Stored entries:
========================================================================
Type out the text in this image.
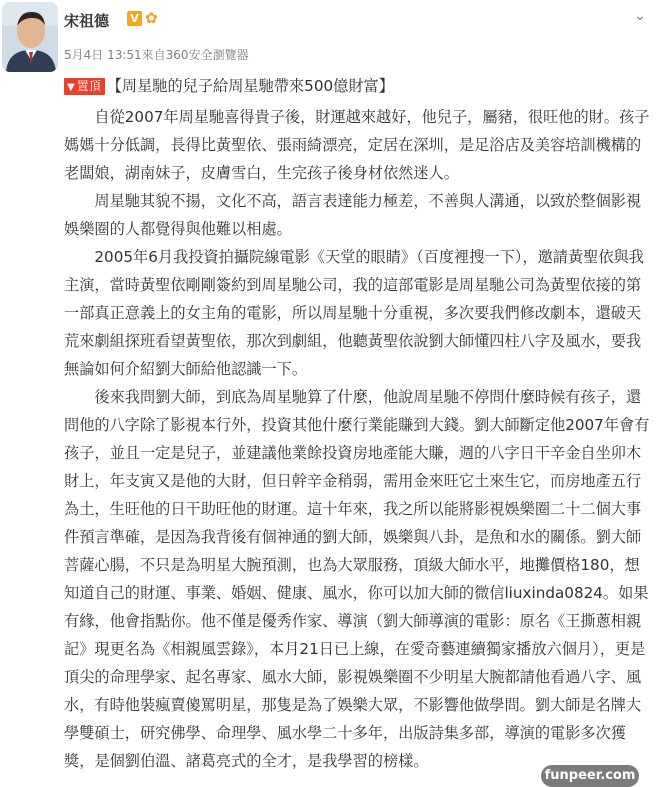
宋祖德 V ✿	⌄
5月4日 13:51來自360安全瀏覽器

▼ 置頂 【周星馳的兒子給周星馳帶來500億財富】

自從2007年周星馳喜得貴子後，財運越來越好，他兒子，屬豬，很旺他的財。孩子媽媽十分低調，長得比黃聖依、張雨綺漂亮，定居在深圳，是足浴店及美容培訓機構的老闆娘，湖南妹子，皮膚雪白，生完孩子後身材依然迷人。

周星馳其貌不揚，文化不高，語言表達能力極差，不善與人溝通，以致於整個影視娛樂圈的人都覺得與他難以相處。

2005年6月我投資拍攝院線電影《天堂的眼睛》（百度裡搜一下），邀請黃聖依與我主演，當時黃聖依剛剛簽約到周星馳公司，我的這部電影是周星馳公司為黃聖依接的第一部真正意義上的女主角的電影，所以周星馳十分重視，多次要我們修改劇本，還破天荒來劇組探班看望黃聖依，那次到劇組，他聽黃聖依說劉大師懂四柱八字及風水，要我無論如何介紹劉大師給他認識一下。

後來我問劉大師，到底為周星馳算了什麼，他說周星馳不停問什麼時候有孩子，還問他的八字除了影視本行外，投資其他什麼行業能賺到大錢。劉大師斷定他2007年會有孩子，並且一定是兒子，並建議他業餘投資房地產能大賺，週的八字日干辛金自坐卯木財上，年支寅又是他的大財，但日幹辛金稍弱，需用金來旺它土來生它，而房地產五行為土，生旺他的日干助旺他的財運。這十年來，我之所以能將影視娛樂圈二十二個大事件預言準確，是因為我背後有個神通的劉大師，娛樂與八卦，是魚和水的關係。劉大師菩薩心腸，不只是為明星大腕預測，也為大眾服務，頂級大師水平，地攤價格180，想知道自己的財運、事業、婚姻、健康、風水，你可以加大師的微信liuxinda0824。如果有緣，他會指點你。他不僅是優秀作家、導演（劉大師導演的電影：原名《王撕蔥相親記》現更名為《相親風雲錄》，本月21日已上線，在愛奇藝連續獨家播放六個月），更是頂尖的命理學家、起名專家、風水大師，影視娛樂圈不少明星大腕都請他看過八字、風水，有時他裝瘋賣傻罵明星，那隻是為了娛樂大眾，不影響他做學問。劉大師是名牌大學雙碩士，研究佛學、命理學、風水學二十多年，出版詩集多部，導演的電影多次獲獎，是個劉伯溫、諸葛亮式的全才，是我學習的榜樣。

funpeer.com
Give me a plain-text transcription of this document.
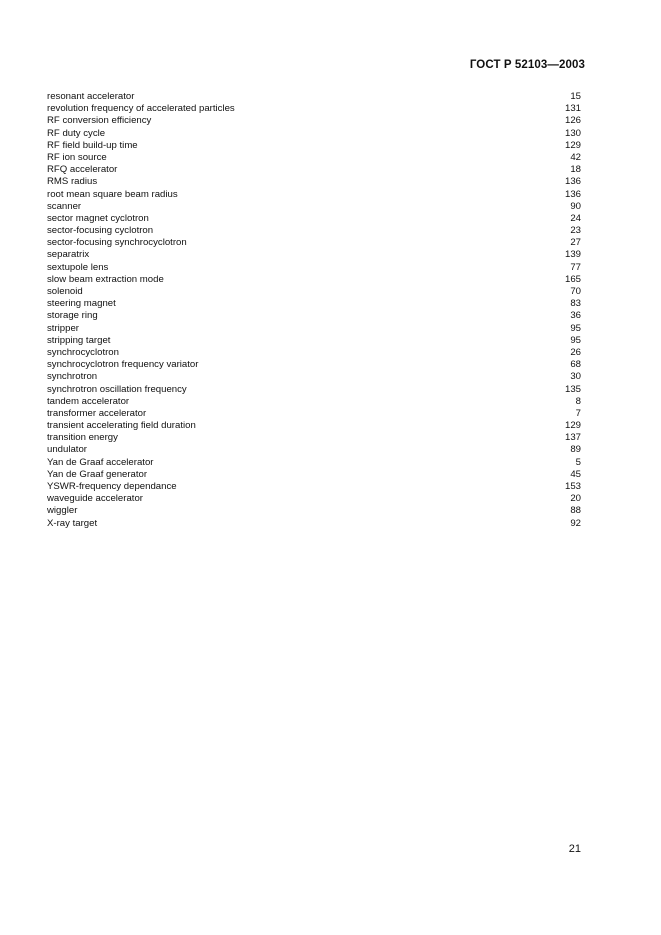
ГОСТ Р 52103—2003
resonant accelerator	15
revolution frequency of accelerated particles	131
RF conversion efficiency	126
RF duty cycle	130
RF field build-up time	129
RF ion source	42
RFQ accelerator	18
RMS radius	136
root mean square beam radius	136
scanner	90
sector magnet cyclotron	24
sector-focusing cyclotron	23
sector-focusing synchrocyclotron	27
separatrix	139
sextupole lens	77
slow beam extraction mode	165
solenoid	70
steering magnet	83
storage ring	36
stripper	95
stripping target	95
synchrocyclotron	26
synchrocyclotron frequency variator	68
synchrotron	30
synchrotron oscillation frequency	135
tandem accelerator	8
transformer accelerator	7
transient accelerating field duration	129
transition energy	137
undulator	89
Yan de Graaf accelerator	5
Yan de Graaf generator	45
YSWR-frequency dependance	153
waveguide accelerator	20
wiggler	88
X-ray target	92
21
========================================================================
WHAT THE EXERCISE ASKS: Skip the pictures and retype exactly the lines from the one that contains "Give me a plain-text" to the last line of the records.

FINAL RESULT:
Give me a plain-text transcription of this document.
ГОСТ Р 52103—2003
resonant accelerator	15
revolution frequency of accelerated particles	131
RF conversion efficiency	126
RF duty cycle	130
RF field build-up time	129
RF ion source	42
RFQ accelerator	18
RMS radius	136
root mean square beam radius	136
scanner	90
sector magnet cyclotron	24
sector-focusing cyclotron	23
sector-focusing synchrocyclotron	27
separatrix	139
sextupole lens	77
slow beam extraction mode	165
solenoid	70
steering magnet	83
storage ring	36
stripper	95
stripping target	95
synchrocyclotron	26
synchrocyclotron frequency variator	68
synchrotron	30
synchrotron oscillation frequency	135
tandem accelerator	8
transformer accelerator	7
transient accelerating field duration	129
transition energy	137
undulator	89
Yan de Graaf accelerator	5
Yan de Graaf generator	45
YSWR-frequency dependance	153
waveguide accelerator	20
wiggler	88
X-ray target	92
21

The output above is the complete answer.